Using the data below, repeat all of it precisely.
## start
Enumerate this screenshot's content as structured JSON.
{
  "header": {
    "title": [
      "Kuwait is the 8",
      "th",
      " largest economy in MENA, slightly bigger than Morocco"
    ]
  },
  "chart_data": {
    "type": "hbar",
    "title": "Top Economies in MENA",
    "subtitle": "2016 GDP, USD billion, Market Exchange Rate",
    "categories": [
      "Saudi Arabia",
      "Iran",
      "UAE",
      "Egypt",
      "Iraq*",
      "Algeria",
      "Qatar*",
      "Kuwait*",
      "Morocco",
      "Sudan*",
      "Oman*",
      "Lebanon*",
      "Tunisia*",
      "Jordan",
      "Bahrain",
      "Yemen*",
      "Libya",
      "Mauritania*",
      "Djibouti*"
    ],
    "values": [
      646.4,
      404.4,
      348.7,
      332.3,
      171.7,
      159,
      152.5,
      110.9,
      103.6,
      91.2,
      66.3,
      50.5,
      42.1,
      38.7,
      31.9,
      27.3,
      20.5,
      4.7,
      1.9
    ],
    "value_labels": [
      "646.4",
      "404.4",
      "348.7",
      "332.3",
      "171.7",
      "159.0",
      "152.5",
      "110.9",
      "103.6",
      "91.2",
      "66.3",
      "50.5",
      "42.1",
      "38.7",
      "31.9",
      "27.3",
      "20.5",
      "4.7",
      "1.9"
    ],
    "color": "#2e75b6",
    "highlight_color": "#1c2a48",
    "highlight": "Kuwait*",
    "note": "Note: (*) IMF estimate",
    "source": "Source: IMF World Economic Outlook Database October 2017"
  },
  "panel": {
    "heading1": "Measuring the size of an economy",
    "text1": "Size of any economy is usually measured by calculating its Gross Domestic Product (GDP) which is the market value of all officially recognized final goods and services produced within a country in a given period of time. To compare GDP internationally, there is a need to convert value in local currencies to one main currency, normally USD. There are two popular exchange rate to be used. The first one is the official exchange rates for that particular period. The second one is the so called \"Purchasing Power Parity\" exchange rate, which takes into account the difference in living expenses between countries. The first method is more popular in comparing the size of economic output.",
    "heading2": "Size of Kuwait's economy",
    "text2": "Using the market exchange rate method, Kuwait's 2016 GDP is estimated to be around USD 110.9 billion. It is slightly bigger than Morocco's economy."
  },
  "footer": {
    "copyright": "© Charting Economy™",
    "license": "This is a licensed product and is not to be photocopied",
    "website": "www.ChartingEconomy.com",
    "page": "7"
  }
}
## end
**EXPECTED OUTPUT:**
Enumerate this screenshot's content as structured JSON.
{
  "header": {
    "title": [
      "Kuwait is the 8",
      "th",
      " largest economy in MENA, slightly bigger than Morocco"
    ]
  },
  "chart_data": {
    "type": "hbar",
    "title": "Top Economies in MENA",
    "subtitle": "2016 GDP, USD billion, Market Exchange Rate",
    "categories": [
      "Saudi Arabia",
      "Iran",
      "UAE",
      "Egypt",
      "Iraq*",
      "Algeria",
      "Qatar*",
      "Kuwait*",
      "Morocco",
      "Sudan*",
      "Oman*",
      "Lebanon*",
      "Tunisia*",
      "Jordan",
      "Bahrain",
      "Yemen*",
      "Libya",
      "Mauritania*",
      "Djibouti*"
    ],
    "values": [
      646.4,
      404.4,
      348.7,
      332.3,
      171.7,
      159,
      152.5,
      110.9,
      103.6,
      91.2,
      66.3,
      50.5,
      42.1,
      38.7,
      31.9,
      27.3,
      20.5,
      4.7,
      1.9
    ],
    "value_labels": [
      "646.4",
      "404.4",
      "348.7",
      "332.3",
      "171.7",
      "159.0",
      "152.5",
      "110.9",
      "103.6",
      "91.2",
      "66.3",
      "50.5",
      "42.1",
      "38.7",
      "31.9",
      "27.3",
      "20.5",
      "4.7",
      "1.9"
    ],
    "color": "#2e75b6",
    "highlight_color": "#1c2a48",
    "highlight": "Kuwait*",
    "note": "Note: (*) IMF estimate",
    "source": "Source: IMF World Economic Outlook Database October 2017"
  },
  "panel": {
    "heading1": "Measuring the size of an economy",
    "text1": "Size of any economy is usually measured by calculating its Gross Domestic Product (GDP) which is the market value of all officially recognized final goods and services produced within a country in a given period of time. To compare GDP internationally, there is a need to convert value in local currencies to one main currency, normally USD. There are two popular exchange rate to be used. The first one is the official exchange rates for that particular period. The second one is the so called \"Purchasing Power Parity\" exchange rate, which takes into account the difference in living expenses between countries. The first method is more popular in comparing the size of economic output.",
    "heading2": "Size of Kuwait's economy",
    "text2": "Using the market exchange rate method, Kuwait's 2016 GDP is estimated to be around USD 110.9 billion. It is slightly bigger than Morocco's economy."
  },
  "footer": {
    "copyright": "© Charting Economy™",
    "license": "This is a licensed product and is not to be photocopied",
    "website": "www.ChartingEconomy.com",
    "page": "7"
  }
}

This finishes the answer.